Exercise brief — Scan the records for the word "background". Copy each line that includes it.

Supplied records —
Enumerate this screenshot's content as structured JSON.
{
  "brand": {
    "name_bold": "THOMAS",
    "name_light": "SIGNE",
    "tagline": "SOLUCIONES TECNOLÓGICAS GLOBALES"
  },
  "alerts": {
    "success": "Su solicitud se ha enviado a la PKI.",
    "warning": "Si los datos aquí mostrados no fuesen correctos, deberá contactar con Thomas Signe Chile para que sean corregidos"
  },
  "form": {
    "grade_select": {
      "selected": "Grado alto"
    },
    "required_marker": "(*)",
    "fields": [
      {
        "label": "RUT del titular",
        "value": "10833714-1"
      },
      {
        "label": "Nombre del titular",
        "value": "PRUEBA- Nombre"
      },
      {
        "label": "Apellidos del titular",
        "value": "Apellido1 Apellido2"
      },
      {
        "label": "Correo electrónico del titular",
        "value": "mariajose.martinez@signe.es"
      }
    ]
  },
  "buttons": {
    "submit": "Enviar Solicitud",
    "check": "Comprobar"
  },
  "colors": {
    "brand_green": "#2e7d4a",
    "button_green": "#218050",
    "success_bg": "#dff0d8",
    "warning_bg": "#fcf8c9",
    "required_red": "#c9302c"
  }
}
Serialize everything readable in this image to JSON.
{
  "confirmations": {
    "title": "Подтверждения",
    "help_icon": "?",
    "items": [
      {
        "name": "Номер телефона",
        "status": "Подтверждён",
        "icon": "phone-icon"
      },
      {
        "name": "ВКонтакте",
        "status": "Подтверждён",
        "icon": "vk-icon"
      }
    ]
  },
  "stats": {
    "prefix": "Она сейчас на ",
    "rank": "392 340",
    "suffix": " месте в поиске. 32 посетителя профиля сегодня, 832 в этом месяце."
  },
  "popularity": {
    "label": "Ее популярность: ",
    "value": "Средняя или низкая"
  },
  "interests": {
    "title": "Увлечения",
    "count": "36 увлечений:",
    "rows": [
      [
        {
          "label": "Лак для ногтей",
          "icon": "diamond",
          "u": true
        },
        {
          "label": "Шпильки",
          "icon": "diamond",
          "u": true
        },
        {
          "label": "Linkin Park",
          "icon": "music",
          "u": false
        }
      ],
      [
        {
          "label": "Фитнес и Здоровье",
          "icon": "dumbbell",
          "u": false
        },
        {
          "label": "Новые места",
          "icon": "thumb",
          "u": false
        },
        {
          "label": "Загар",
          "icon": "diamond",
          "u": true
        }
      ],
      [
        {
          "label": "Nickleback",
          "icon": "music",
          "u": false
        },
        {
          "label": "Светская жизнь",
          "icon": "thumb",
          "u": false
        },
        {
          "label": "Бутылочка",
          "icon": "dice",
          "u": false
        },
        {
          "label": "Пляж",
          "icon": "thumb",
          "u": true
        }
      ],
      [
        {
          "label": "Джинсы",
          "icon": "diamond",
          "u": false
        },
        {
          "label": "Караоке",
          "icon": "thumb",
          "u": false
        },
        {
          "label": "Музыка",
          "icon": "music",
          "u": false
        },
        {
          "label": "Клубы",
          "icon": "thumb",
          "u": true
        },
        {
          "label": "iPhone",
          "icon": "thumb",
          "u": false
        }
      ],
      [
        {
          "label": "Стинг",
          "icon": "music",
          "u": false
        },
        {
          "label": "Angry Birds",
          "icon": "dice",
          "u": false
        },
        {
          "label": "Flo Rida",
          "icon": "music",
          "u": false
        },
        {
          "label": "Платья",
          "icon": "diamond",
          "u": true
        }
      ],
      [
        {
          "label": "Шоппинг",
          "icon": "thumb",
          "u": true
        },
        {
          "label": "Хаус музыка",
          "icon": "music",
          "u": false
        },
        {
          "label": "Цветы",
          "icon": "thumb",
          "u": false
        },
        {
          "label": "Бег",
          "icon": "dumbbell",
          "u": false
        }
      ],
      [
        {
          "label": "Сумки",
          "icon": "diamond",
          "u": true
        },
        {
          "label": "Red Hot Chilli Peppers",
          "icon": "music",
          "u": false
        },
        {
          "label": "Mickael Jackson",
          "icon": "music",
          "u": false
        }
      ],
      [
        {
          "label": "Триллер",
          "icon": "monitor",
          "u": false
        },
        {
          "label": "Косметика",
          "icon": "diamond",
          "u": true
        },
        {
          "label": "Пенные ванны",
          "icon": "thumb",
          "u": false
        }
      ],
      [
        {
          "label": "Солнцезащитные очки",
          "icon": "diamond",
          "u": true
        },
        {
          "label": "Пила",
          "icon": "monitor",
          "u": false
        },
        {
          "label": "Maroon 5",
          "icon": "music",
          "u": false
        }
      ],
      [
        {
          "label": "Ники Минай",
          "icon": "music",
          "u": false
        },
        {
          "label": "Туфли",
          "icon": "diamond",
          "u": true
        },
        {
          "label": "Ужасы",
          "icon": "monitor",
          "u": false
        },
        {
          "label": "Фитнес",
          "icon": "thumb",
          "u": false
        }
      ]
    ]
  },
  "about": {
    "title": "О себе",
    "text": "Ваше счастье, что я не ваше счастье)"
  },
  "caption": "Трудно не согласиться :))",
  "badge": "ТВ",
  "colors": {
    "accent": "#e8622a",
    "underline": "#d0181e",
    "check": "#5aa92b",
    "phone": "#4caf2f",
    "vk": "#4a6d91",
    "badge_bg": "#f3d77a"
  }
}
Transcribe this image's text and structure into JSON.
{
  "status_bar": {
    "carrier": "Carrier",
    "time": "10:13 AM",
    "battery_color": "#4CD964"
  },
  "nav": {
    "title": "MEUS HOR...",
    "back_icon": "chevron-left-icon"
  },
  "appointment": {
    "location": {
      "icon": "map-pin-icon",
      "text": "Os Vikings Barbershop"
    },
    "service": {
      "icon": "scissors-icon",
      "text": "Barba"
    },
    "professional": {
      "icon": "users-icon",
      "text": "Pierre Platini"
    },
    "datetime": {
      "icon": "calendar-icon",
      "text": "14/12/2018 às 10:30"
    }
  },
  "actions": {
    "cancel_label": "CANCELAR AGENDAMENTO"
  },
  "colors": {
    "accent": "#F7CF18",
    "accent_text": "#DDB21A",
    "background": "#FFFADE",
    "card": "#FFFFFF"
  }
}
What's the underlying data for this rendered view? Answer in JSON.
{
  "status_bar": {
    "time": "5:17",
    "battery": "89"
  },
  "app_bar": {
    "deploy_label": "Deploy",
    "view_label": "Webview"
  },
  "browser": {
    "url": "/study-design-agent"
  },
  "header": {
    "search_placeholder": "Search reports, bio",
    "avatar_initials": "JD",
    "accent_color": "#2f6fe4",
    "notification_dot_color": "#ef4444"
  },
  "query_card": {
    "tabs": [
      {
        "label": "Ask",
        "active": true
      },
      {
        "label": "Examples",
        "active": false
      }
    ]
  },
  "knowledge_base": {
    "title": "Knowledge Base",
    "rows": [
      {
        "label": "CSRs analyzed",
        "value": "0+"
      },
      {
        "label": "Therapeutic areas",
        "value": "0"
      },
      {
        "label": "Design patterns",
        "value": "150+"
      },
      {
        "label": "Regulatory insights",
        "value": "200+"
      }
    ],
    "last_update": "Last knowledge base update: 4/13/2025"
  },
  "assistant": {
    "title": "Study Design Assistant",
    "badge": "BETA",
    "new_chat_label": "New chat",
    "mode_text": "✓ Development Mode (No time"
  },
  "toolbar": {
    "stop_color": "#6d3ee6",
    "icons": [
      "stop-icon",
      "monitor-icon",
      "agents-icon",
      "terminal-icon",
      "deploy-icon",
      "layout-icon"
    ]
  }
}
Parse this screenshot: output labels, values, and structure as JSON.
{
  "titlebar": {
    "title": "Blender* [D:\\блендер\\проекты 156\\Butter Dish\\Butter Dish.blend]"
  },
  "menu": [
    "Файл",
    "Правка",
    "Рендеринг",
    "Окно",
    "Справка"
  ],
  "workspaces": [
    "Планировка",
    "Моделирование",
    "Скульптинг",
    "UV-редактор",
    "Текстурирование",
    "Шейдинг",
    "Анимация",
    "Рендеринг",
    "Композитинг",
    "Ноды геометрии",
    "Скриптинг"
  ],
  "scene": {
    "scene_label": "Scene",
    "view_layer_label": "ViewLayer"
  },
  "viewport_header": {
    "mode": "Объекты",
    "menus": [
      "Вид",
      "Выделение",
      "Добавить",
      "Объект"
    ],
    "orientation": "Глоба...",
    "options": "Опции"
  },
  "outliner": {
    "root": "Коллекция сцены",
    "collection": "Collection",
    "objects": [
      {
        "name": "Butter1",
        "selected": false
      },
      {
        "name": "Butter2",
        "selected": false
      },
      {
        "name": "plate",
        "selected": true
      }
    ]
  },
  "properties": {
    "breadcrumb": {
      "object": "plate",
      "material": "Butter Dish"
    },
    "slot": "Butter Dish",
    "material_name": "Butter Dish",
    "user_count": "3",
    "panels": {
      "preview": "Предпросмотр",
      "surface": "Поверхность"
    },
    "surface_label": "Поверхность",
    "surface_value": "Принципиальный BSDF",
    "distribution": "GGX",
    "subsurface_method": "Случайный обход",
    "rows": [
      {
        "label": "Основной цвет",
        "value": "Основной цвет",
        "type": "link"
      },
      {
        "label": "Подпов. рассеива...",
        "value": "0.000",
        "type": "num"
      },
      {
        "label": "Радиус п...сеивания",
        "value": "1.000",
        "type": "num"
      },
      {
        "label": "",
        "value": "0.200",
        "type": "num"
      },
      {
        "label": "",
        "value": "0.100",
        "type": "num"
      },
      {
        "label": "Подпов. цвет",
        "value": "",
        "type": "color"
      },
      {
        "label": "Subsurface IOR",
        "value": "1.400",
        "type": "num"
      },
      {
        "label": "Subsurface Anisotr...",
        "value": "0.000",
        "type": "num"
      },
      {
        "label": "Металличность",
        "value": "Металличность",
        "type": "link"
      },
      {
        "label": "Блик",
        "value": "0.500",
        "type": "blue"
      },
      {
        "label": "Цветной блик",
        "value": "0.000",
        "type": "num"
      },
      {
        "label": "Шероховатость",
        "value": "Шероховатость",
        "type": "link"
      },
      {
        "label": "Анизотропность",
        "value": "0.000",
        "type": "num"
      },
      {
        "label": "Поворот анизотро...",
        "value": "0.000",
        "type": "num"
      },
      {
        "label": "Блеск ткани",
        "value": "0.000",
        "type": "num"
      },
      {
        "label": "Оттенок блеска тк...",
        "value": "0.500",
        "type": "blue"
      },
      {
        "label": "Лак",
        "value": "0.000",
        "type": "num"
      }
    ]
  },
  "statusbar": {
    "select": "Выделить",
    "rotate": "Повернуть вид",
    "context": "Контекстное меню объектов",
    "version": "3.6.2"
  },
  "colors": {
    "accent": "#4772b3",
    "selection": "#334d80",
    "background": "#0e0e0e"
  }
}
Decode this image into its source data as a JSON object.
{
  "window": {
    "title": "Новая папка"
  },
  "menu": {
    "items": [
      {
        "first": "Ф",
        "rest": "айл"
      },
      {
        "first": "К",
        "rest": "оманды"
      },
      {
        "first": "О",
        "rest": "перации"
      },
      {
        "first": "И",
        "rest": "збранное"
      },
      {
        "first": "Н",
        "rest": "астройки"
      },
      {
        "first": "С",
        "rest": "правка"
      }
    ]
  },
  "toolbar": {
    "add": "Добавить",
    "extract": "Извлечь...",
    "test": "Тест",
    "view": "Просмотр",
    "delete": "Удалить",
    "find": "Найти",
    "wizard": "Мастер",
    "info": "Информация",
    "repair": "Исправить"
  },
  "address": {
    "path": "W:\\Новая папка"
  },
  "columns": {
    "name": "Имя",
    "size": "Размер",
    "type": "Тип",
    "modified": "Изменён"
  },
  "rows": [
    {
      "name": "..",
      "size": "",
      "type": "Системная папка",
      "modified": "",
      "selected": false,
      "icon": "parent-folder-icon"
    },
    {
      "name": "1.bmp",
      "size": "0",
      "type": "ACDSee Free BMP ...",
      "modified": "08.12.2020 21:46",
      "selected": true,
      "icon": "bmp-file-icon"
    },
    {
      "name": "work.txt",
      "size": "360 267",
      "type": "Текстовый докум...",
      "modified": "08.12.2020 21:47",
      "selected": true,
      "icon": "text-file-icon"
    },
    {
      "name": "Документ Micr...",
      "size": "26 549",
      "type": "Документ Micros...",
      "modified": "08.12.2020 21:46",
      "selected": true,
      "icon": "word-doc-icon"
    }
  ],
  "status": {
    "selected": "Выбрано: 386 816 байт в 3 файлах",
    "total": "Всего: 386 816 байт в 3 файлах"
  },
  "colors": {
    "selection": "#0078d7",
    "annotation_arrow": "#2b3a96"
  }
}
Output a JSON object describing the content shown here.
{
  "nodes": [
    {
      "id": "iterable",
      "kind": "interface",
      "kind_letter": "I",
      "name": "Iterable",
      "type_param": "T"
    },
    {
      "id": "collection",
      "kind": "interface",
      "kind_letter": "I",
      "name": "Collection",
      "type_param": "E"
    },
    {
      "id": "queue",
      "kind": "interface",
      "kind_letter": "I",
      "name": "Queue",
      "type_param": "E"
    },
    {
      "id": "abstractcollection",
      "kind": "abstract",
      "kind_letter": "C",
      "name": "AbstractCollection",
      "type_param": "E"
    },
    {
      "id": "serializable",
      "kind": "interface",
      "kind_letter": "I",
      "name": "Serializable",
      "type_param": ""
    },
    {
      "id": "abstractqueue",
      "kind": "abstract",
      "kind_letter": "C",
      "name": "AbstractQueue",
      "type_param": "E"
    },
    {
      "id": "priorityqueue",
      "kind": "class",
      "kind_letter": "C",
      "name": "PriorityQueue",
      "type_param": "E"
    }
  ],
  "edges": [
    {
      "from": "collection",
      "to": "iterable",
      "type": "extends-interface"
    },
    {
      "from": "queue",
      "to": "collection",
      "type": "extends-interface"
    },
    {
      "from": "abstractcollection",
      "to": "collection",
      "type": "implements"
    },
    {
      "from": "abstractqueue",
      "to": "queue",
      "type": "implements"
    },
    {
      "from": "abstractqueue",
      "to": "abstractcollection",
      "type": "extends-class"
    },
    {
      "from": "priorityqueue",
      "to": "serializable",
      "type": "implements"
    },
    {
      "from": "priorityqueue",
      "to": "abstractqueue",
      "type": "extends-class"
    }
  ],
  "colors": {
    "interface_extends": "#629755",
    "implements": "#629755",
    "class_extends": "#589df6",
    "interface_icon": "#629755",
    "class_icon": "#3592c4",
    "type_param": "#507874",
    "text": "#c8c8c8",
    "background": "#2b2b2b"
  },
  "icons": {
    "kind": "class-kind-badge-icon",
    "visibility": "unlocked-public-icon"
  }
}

Task answer —
    "background": "#FFFADE",
    "background": "#0e0e0e"
    "background": "#2b2b2b"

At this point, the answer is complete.